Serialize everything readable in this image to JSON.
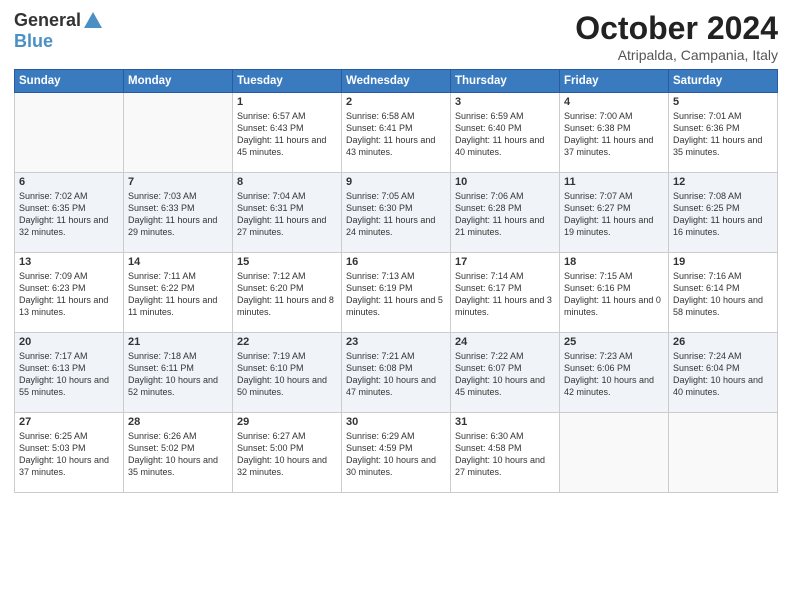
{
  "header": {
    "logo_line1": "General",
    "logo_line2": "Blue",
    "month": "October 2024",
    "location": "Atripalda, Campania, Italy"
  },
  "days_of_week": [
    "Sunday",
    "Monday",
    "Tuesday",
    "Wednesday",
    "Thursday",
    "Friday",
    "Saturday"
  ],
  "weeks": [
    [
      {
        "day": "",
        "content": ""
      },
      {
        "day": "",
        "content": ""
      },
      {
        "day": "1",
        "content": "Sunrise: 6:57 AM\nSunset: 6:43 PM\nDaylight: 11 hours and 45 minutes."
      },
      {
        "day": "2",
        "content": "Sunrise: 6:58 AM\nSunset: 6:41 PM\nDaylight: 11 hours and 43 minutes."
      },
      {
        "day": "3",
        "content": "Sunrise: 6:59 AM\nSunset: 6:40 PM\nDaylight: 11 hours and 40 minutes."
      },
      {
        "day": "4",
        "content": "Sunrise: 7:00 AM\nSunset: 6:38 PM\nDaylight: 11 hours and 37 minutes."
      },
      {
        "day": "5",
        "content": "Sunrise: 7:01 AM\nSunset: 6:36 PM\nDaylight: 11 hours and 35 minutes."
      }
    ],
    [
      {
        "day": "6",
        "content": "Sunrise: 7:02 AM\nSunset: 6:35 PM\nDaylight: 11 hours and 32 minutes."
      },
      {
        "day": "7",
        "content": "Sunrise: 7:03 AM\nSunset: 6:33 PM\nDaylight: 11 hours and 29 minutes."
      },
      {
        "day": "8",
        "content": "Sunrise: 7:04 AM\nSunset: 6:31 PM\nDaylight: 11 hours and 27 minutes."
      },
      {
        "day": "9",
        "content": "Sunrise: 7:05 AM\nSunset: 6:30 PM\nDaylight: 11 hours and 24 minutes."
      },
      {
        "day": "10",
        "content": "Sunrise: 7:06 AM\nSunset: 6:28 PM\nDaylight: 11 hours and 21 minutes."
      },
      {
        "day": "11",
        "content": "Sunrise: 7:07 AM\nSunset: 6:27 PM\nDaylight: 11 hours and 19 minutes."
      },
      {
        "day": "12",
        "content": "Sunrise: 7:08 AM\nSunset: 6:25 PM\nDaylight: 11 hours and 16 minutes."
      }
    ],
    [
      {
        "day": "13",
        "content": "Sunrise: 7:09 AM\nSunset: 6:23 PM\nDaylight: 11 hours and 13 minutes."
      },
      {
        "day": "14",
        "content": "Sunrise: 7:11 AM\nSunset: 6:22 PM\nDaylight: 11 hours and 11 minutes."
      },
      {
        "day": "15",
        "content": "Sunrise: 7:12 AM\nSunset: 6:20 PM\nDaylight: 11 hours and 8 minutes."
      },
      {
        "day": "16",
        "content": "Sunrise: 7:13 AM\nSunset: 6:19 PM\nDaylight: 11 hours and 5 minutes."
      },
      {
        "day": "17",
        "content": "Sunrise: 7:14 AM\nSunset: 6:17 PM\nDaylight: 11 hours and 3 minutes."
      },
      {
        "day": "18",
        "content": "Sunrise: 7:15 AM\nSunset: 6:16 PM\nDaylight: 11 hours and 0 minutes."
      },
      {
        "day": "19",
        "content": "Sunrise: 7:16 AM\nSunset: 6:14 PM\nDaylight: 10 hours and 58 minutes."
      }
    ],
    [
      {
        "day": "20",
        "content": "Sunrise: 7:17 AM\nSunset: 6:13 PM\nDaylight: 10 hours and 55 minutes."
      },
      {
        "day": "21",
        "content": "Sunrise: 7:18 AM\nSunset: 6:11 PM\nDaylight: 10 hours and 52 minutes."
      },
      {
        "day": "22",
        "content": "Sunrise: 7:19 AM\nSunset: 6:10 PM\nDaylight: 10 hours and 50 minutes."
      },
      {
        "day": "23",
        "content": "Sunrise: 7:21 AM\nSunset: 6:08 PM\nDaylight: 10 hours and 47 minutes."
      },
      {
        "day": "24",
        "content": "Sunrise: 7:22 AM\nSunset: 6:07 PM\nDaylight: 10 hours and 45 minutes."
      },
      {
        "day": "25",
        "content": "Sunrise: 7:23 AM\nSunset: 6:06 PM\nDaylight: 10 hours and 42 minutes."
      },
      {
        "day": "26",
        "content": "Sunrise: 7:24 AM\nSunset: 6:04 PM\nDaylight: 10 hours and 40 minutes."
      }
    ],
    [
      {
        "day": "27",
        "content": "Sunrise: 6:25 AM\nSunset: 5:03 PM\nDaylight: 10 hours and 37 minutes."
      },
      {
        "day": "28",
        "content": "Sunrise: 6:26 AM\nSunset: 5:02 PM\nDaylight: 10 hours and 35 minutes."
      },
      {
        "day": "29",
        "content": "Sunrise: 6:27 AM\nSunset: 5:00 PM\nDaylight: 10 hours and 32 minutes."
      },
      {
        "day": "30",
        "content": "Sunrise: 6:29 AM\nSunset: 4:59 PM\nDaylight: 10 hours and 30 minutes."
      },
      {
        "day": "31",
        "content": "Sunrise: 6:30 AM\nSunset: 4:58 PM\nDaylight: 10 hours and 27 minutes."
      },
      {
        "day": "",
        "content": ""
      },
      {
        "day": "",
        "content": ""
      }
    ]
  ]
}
--------------------------------
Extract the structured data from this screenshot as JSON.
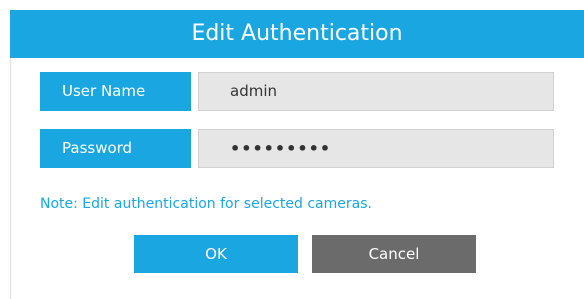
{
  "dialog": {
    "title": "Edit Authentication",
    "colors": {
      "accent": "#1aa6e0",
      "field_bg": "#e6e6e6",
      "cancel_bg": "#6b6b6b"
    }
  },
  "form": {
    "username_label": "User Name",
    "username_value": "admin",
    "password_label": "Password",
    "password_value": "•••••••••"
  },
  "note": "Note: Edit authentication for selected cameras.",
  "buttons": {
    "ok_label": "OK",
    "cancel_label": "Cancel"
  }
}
--------------------------------
- Written request:
How many lines of the data contain the word "this"? Answer with the number alone.

- Correct result:
2